EXERCISE >> What lines of the listing below contain the word "finger"? Copy each of them out.

PROVIDED INFORMATION >>
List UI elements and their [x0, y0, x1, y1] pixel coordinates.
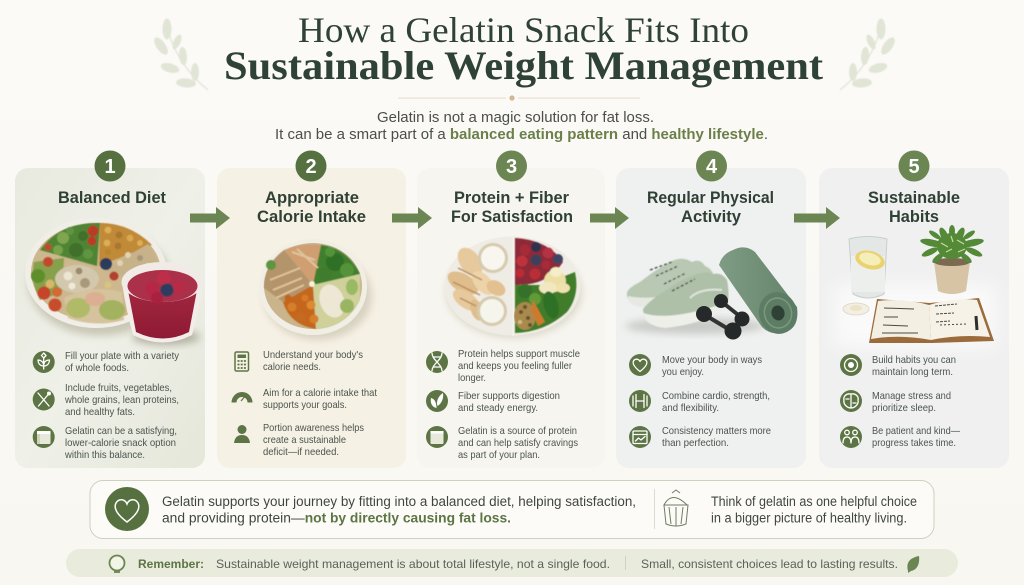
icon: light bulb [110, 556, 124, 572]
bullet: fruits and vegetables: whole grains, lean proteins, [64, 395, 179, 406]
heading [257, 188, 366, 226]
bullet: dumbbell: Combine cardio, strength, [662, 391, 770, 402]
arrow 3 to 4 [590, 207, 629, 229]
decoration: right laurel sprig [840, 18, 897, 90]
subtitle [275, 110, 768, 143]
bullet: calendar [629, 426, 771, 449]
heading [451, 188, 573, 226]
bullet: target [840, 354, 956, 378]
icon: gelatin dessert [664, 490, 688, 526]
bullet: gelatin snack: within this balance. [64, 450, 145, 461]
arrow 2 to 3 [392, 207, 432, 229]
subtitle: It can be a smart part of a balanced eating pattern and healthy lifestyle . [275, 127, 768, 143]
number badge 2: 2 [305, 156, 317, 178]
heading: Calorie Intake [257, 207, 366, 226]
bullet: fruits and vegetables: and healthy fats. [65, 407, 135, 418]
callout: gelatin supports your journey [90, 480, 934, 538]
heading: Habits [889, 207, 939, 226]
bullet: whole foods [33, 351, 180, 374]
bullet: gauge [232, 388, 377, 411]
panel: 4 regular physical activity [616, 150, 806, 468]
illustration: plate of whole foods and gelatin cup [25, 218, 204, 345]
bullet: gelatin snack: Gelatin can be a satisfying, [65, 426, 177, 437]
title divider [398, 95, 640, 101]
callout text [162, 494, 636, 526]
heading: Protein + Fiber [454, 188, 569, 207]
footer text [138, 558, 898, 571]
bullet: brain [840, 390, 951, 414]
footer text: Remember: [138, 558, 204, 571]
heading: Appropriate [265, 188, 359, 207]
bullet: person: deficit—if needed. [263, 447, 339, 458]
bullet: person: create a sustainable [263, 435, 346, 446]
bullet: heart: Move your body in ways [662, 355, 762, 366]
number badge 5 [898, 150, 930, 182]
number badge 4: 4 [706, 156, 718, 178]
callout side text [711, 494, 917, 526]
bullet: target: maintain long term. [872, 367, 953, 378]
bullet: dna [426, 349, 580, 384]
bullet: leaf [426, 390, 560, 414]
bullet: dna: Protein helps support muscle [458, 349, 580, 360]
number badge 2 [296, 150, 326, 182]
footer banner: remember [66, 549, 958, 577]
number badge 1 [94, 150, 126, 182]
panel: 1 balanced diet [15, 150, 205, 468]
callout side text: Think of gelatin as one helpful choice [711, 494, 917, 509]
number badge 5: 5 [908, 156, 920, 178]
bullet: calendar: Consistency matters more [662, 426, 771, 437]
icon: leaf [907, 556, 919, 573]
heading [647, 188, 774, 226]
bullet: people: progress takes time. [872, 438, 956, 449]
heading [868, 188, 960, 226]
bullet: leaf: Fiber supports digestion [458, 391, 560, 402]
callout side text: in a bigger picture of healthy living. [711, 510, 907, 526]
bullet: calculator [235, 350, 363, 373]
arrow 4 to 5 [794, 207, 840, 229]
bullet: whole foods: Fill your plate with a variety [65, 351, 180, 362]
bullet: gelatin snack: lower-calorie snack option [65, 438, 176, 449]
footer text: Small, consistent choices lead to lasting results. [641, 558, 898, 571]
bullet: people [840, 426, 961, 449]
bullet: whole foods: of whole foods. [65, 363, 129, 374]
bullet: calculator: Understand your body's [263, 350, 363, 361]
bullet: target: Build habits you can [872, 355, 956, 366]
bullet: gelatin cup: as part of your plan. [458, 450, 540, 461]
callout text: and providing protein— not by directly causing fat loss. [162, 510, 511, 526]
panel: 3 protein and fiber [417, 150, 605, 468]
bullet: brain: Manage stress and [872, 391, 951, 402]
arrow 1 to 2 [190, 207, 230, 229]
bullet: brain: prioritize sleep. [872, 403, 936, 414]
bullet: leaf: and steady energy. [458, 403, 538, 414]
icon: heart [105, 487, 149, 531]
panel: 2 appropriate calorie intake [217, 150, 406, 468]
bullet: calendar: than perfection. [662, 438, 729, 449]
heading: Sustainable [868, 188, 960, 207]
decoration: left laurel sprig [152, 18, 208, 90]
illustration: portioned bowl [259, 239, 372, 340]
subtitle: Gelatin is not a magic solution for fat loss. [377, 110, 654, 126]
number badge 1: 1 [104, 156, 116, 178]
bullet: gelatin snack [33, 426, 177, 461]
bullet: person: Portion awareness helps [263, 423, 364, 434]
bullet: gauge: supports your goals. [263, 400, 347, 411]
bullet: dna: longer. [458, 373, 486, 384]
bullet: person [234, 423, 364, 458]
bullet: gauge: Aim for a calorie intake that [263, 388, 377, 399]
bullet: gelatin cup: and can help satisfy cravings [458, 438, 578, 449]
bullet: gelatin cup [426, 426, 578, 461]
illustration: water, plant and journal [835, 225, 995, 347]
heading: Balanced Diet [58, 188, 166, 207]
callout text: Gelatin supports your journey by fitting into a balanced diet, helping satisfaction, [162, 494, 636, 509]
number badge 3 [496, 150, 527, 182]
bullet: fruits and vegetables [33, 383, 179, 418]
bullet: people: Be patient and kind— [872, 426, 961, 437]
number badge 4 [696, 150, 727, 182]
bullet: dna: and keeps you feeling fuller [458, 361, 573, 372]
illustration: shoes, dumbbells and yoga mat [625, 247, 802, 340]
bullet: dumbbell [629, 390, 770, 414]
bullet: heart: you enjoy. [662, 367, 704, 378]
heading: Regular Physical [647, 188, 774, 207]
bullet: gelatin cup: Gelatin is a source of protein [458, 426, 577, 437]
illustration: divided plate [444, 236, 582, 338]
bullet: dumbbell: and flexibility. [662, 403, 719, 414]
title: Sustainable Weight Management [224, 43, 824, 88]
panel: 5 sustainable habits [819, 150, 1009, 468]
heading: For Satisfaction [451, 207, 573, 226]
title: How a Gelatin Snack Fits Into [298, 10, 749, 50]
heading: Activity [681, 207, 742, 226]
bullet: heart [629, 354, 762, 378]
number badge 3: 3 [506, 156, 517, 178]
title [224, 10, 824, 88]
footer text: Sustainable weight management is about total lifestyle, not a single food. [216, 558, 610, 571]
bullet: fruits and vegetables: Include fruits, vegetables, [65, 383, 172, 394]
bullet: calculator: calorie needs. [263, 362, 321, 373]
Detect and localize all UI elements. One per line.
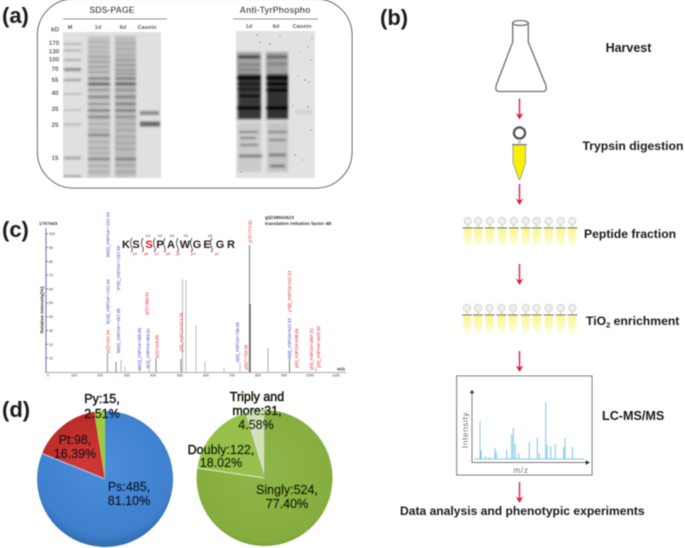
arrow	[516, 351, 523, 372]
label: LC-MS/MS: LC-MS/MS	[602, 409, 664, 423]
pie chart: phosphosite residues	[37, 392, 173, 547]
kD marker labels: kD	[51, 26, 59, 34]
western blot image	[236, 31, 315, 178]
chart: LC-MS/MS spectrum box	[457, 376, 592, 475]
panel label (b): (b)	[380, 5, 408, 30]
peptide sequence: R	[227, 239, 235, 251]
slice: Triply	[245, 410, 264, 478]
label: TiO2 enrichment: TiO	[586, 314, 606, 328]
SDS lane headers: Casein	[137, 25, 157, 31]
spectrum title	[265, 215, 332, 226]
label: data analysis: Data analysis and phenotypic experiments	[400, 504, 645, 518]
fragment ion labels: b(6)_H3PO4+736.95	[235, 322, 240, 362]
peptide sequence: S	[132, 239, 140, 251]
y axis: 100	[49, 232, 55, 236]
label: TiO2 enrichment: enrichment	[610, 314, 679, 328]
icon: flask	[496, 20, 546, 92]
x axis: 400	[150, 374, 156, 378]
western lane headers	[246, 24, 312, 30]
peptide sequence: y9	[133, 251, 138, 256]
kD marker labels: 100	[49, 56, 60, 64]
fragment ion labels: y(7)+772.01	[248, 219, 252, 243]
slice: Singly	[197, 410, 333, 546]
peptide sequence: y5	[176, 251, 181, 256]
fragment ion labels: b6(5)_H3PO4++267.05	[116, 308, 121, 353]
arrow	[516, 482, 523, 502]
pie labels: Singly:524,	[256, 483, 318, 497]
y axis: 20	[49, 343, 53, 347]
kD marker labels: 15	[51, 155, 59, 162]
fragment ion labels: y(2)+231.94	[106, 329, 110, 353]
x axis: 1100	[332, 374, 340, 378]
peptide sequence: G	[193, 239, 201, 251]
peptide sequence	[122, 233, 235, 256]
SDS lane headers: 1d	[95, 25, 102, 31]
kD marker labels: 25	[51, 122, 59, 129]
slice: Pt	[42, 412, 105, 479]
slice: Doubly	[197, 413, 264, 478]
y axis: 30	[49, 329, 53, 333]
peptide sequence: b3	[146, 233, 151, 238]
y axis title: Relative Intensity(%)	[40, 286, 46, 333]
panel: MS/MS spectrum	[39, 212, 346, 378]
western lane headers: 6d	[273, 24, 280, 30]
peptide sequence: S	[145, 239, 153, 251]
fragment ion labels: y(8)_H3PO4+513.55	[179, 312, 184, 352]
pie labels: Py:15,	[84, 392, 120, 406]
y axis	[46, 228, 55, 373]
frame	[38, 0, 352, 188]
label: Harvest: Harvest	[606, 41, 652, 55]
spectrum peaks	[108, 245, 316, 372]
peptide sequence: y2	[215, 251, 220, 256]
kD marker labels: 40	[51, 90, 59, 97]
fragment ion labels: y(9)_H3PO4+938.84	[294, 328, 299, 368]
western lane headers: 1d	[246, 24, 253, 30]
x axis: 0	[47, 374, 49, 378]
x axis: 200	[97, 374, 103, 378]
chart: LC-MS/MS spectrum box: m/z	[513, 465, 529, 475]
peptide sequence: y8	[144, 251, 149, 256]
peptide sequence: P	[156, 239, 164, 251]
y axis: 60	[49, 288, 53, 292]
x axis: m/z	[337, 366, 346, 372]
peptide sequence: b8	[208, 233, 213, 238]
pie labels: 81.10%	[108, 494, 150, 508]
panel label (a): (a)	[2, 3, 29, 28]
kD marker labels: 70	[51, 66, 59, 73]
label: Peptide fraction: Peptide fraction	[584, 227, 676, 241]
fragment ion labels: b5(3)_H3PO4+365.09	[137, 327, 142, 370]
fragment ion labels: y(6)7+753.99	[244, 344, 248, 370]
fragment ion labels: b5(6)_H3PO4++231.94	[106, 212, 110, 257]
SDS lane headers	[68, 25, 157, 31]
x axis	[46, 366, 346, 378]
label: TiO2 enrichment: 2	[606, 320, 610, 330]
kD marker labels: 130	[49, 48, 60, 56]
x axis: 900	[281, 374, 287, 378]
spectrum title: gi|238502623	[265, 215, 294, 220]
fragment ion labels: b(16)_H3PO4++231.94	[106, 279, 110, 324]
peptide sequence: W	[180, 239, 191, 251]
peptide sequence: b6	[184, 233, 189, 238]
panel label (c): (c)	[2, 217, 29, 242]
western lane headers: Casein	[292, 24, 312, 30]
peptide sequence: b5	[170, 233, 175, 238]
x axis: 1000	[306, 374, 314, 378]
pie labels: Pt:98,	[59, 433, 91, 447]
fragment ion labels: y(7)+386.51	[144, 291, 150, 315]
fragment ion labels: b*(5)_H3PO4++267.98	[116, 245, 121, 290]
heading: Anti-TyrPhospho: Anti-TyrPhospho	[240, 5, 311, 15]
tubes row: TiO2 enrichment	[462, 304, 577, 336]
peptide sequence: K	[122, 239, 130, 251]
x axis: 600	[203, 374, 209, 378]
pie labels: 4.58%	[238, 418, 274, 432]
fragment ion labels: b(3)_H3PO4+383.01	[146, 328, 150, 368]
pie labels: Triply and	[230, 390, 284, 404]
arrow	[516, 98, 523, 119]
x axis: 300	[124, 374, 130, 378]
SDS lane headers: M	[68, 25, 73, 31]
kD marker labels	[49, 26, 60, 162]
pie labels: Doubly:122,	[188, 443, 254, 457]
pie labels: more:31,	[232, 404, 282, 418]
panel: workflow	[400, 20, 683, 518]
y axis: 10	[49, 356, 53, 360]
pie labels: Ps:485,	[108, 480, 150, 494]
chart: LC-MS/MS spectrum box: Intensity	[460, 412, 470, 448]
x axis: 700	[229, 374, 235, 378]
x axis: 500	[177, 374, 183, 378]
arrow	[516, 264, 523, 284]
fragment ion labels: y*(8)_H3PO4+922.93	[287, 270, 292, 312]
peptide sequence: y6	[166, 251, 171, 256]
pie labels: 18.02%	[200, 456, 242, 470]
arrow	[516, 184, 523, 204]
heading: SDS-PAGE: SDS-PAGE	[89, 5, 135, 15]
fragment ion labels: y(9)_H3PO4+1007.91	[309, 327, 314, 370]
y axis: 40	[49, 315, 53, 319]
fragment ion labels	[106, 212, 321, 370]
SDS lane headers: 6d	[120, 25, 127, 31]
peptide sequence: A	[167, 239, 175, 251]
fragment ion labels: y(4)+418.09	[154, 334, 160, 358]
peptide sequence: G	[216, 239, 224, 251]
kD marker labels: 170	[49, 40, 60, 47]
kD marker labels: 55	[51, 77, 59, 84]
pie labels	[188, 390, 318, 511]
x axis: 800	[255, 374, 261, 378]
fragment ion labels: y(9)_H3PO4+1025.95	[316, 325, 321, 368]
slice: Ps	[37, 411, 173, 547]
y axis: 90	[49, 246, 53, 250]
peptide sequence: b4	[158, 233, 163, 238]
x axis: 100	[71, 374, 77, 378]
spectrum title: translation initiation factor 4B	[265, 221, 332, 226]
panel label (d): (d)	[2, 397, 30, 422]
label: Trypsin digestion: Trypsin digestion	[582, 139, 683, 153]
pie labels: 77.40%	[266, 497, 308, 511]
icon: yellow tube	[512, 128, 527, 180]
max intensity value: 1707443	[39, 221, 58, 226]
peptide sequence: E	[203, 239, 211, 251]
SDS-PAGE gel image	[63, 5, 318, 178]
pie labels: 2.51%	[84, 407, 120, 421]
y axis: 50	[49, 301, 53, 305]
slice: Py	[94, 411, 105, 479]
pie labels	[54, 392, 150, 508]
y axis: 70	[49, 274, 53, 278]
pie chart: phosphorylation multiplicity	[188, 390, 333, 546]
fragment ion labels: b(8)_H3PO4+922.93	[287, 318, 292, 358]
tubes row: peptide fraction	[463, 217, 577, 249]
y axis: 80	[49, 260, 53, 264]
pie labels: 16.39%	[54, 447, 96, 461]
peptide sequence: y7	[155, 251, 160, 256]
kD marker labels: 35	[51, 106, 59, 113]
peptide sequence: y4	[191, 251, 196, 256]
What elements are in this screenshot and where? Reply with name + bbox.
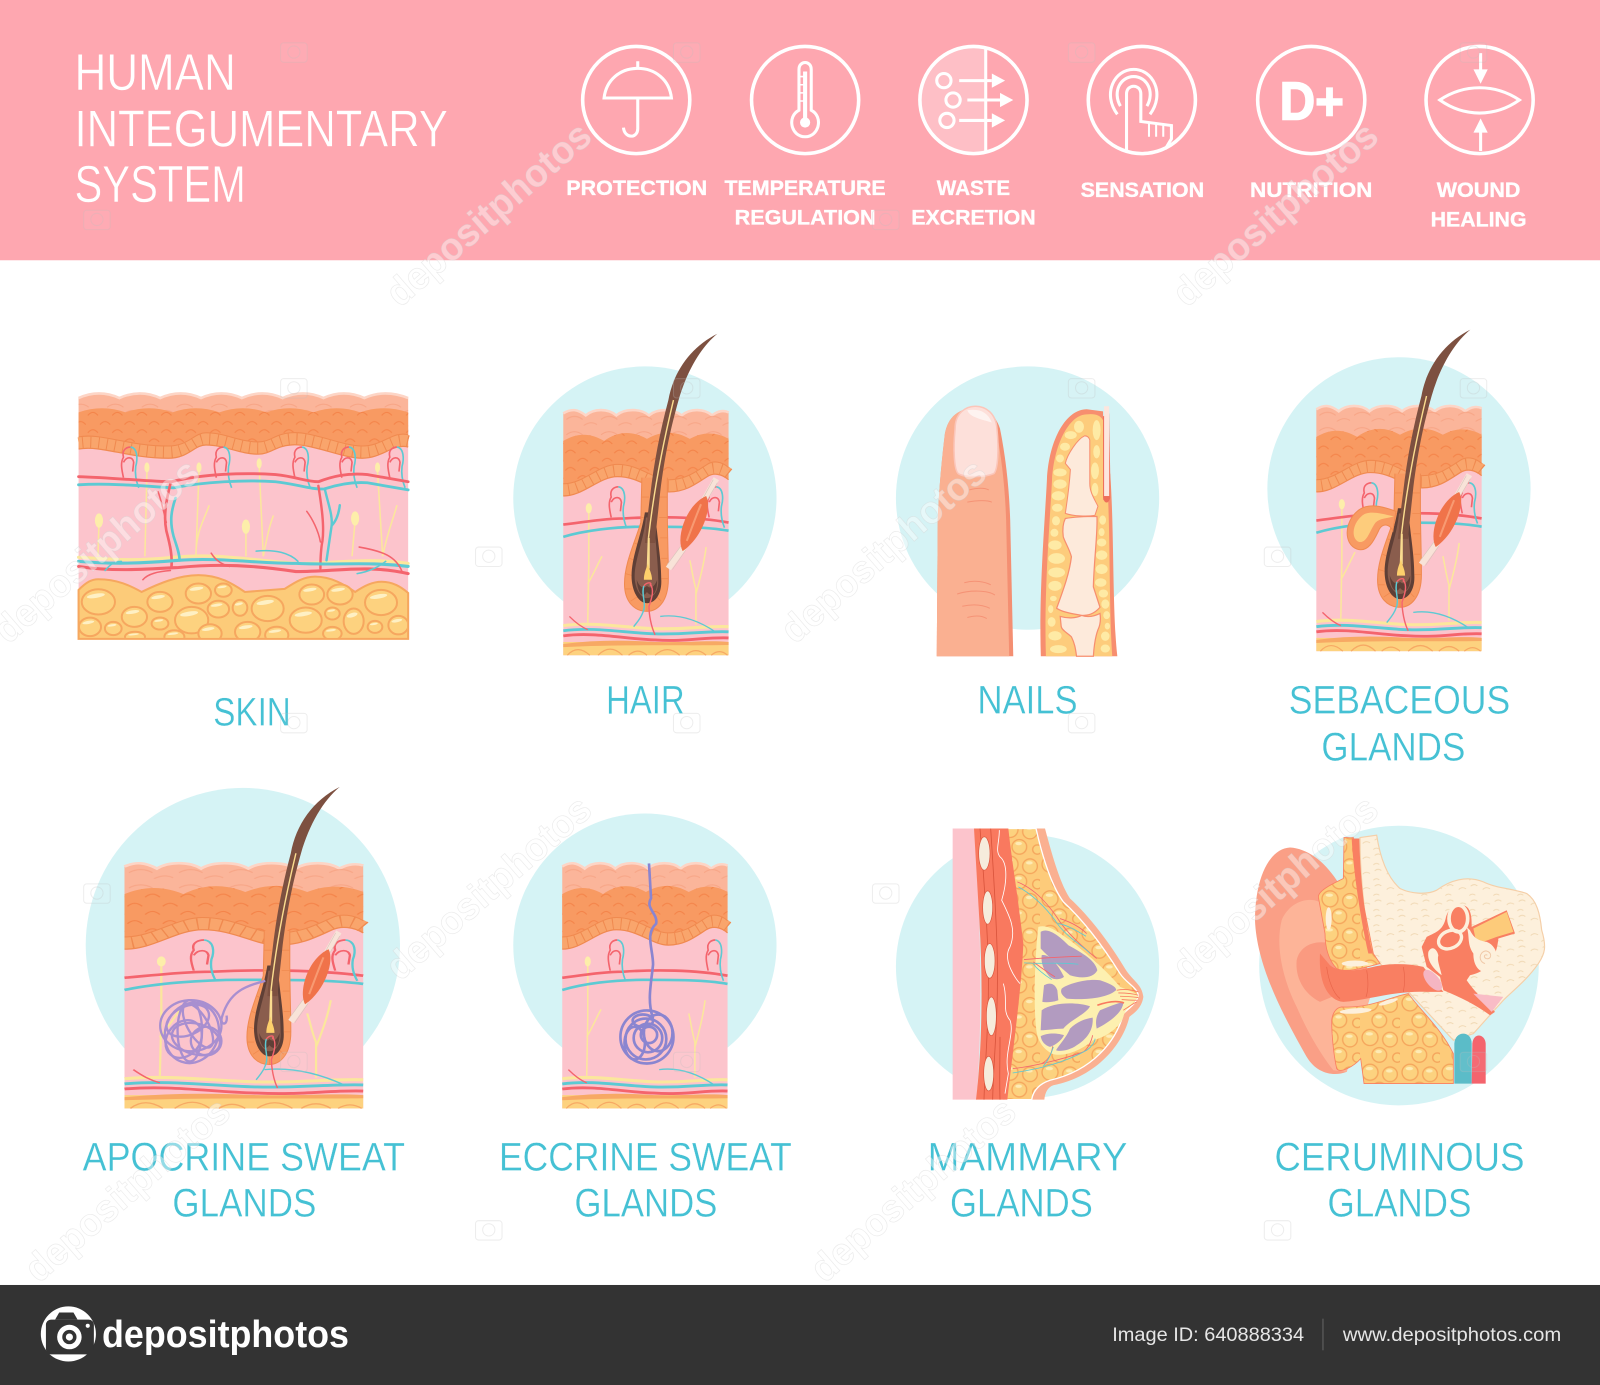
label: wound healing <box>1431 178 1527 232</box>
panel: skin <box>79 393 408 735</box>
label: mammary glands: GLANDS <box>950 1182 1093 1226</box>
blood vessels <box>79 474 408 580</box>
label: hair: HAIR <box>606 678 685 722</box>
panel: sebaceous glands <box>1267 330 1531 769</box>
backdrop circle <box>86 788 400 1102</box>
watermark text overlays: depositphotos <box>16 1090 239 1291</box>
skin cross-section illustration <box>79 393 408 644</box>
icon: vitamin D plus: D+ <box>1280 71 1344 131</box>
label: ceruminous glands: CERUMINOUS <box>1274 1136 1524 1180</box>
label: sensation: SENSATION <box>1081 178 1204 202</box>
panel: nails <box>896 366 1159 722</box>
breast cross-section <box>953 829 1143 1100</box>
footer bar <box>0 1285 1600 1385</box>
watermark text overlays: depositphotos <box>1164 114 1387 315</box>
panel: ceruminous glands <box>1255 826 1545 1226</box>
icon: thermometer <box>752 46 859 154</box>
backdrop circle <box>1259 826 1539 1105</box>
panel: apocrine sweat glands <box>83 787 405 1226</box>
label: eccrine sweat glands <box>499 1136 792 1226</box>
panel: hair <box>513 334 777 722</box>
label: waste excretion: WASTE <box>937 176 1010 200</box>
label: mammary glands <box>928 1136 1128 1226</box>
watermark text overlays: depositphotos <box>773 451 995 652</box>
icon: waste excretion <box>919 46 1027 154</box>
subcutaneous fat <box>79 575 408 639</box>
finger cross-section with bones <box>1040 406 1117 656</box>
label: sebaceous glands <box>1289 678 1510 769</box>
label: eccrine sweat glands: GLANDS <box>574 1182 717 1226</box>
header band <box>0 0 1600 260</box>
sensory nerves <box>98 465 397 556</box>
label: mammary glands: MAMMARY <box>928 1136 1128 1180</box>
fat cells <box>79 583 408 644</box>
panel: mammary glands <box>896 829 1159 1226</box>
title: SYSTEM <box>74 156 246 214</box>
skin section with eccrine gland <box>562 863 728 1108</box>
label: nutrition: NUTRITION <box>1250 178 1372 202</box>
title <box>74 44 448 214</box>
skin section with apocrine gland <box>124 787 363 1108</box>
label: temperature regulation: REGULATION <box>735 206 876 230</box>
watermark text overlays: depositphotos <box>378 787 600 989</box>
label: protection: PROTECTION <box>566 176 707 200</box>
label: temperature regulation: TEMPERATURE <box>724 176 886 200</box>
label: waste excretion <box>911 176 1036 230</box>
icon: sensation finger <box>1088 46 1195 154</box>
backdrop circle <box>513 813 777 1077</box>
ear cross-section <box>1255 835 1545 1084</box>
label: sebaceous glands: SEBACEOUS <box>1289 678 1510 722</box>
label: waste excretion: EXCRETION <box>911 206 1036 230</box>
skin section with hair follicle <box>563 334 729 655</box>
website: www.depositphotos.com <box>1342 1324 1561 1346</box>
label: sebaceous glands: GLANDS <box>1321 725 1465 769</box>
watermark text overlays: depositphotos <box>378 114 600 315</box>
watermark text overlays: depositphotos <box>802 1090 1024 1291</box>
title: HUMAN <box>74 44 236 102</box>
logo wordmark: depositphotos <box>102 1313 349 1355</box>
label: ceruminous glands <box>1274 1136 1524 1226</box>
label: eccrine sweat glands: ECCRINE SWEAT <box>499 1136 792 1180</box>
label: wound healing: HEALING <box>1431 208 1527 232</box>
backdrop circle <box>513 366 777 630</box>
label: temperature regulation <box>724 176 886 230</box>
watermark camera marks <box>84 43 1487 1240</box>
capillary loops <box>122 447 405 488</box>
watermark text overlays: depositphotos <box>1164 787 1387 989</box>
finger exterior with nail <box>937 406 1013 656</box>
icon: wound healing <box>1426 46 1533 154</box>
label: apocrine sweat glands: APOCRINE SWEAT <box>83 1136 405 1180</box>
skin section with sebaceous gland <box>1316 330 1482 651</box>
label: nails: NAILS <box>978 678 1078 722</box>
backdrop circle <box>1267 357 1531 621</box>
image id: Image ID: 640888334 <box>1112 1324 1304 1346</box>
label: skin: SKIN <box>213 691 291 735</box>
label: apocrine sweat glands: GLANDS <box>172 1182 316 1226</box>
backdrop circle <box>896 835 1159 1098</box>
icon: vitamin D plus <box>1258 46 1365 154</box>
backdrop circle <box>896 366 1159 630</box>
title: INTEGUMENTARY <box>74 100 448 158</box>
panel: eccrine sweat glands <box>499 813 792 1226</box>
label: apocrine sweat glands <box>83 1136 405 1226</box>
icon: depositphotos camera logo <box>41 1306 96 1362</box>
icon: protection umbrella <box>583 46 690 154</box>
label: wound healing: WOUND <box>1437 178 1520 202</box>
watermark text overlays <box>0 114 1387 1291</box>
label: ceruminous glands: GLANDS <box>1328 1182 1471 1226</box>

RESULT OF THE EXERCISE >>
finger cross-section with bones <box>1040 406 1117 656</box>
icon: sensation finger <box>1088 46 1195 154</box>
finger exterior with nail <box>937 406 1013 656</box>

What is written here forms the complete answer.